- _Text shown_:
Thursday, 12 January 2012

Hermitcraft: Fudos, Pt. 2: Building the 100-Year Fudo

Don't panic.

As Douglas Adams might have said, had he been a hermit, building the hundred-year fudo is a snap for the hoopy frood who knows where his towel is. At base, it's a ring on a string. In theory, any ring, on any string, is a fudo. But the hundred-year design is distinctive enough to look deliberate, simple enough to produce quickly and repeatedly, cheap enough to be universal, and rugged enough to confront time. Hence the name.

The wherewithals:

o A washer to serve as the ring
o Nylon twine (also sold as seine twine or mason line)
o A flame, such as a candle
o Sharp scissors

o Something to hook the washer on while braiding
o Clear fingernail polish (optional)


The procedure:

1. Cut three lengths of twine, 40 inches long.

2. Seal each cut end by holding it over the flame. Be careful not to overheat them or the ends will mushroom and discolour. They might also catch fire. (Fireless method: dip the cut ends in fingernail polish.)

3. Smooth the three strands together and knot the hank four to six inches from one end. Any style knot will do, from simple to fancy, but mind you don't outsize the ring's (washer's) hole. Half-knot is code, if you seal it with fingernail polish. If not, a figure-eight is less likely to pull out.

4. Optional: seal the knot with a liberal coat of fingernail polish. This stuff partially melts the nylon, resulting in a knot that's permanently welded shut.

5. Suspend the ring from the bridle you've made, so that it hangs on the knot, with one strand on one side and two on the other.

- _Records_:
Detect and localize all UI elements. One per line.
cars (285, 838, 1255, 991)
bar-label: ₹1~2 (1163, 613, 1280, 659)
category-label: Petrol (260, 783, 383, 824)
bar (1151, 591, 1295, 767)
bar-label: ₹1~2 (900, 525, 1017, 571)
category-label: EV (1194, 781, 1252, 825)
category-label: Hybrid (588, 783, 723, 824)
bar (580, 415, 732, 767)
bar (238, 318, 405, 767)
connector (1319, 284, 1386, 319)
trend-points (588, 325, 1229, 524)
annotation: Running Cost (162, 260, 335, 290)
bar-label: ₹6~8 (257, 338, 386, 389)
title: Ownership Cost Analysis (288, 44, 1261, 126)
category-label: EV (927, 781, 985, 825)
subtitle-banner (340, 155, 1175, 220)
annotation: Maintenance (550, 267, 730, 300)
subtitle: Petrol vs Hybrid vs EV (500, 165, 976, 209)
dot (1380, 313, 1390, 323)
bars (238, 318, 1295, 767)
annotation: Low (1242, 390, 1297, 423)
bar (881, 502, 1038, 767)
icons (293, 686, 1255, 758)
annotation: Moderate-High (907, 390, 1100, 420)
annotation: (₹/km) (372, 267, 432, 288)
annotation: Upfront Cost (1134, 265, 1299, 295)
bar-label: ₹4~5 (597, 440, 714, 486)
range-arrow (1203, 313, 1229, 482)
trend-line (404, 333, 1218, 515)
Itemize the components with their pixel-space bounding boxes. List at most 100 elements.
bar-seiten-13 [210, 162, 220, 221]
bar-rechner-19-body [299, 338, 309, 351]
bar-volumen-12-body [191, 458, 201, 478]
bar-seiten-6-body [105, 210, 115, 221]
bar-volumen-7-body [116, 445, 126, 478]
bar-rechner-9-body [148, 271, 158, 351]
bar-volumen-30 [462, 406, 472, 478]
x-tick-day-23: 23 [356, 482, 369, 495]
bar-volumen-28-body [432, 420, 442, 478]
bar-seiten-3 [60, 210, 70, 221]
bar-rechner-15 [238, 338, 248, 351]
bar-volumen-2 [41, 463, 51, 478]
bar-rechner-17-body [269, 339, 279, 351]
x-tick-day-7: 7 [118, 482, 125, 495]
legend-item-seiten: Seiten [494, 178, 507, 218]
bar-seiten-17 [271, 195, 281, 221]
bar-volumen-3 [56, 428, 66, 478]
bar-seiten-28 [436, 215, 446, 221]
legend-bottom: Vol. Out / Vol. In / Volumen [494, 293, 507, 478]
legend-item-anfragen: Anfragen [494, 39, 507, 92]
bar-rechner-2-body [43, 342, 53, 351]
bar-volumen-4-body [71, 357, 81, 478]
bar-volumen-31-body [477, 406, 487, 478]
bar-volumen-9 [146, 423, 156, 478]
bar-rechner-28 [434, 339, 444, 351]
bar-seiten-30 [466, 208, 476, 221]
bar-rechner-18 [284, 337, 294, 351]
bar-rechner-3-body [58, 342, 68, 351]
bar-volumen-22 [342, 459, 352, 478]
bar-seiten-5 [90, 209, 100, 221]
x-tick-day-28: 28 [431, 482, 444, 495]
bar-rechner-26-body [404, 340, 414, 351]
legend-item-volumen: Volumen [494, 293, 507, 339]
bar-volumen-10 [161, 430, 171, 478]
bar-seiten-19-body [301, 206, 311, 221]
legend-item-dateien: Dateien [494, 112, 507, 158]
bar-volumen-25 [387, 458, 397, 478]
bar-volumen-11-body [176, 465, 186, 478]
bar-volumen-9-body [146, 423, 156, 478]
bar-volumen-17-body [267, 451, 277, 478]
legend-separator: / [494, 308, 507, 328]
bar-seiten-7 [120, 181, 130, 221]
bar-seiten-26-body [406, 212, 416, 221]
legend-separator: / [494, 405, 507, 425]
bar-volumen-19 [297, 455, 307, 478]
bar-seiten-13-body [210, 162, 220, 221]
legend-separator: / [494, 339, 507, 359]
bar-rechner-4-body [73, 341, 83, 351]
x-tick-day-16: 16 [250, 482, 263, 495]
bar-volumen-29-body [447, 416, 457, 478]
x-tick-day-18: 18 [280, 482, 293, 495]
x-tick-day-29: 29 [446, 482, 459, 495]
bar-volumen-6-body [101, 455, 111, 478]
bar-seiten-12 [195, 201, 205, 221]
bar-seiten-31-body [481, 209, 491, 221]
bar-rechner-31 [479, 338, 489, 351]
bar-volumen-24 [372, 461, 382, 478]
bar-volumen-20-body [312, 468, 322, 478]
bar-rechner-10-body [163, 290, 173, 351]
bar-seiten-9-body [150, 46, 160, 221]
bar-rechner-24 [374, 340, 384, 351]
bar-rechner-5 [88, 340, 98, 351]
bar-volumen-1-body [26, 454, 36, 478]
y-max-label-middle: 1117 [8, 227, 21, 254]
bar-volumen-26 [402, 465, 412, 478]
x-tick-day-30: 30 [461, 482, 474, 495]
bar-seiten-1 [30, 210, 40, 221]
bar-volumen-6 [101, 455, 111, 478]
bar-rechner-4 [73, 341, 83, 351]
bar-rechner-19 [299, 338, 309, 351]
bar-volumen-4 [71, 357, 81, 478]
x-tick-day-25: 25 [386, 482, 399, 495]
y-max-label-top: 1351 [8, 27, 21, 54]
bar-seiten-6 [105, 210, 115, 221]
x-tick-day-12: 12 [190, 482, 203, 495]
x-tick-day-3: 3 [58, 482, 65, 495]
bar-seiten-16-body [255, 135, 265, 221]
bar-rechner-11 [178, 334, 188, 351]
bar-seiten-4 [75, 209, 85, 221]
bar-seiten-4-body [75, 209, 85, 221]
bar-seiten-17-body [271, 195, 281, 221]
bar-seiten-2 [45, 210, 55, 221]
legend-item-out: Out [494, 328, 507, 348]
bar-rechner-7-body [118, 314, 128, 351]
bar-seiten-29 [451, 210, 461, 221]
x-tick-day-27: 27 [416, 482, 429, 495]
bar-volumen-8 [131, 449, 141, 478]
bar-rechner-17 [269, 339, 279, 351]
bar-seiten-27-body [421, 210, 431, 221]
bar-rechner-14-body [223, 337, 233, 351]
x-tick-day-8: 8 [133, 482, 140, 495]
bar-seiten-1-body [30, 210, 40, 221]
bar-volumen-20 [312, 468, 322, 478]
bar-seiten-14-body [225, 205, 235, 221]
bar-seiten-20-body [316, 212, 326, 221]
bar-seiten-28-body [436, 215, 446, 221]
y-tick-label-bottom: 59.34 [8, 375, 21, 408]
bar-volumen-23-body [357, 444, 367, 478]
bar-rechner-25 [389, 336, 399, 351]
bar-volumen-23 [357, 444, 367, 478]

- _Aim_:
Copy out the passage of the hundred-year fudo post starting at "Thursday, 12 January" and ending at "or mason line)", word for word.

- _Exercise response_:
Thursday, 12 January 2012

Hermitcraft: Fudos, Pt. 2: Building the 100-Year Fudo

Don't panic.

As Douglas Adams might have said, had he been a hermit, building the hundred-year fudo is a snap for the hoopy frood who knows where his towel is. At base, it's a ring on a string. In theory, any ring, on any string, is a fudo. But the hundred-year design is distinctive enough to look deliberate, simple enough to produce quickly and repeatedly, cheap enough to be universal, and rugged enough to confront time. Hence the name.

The wherewithals:

o A washer to serve as the ring
o Nylon twine (also sold as seine twine or mason line)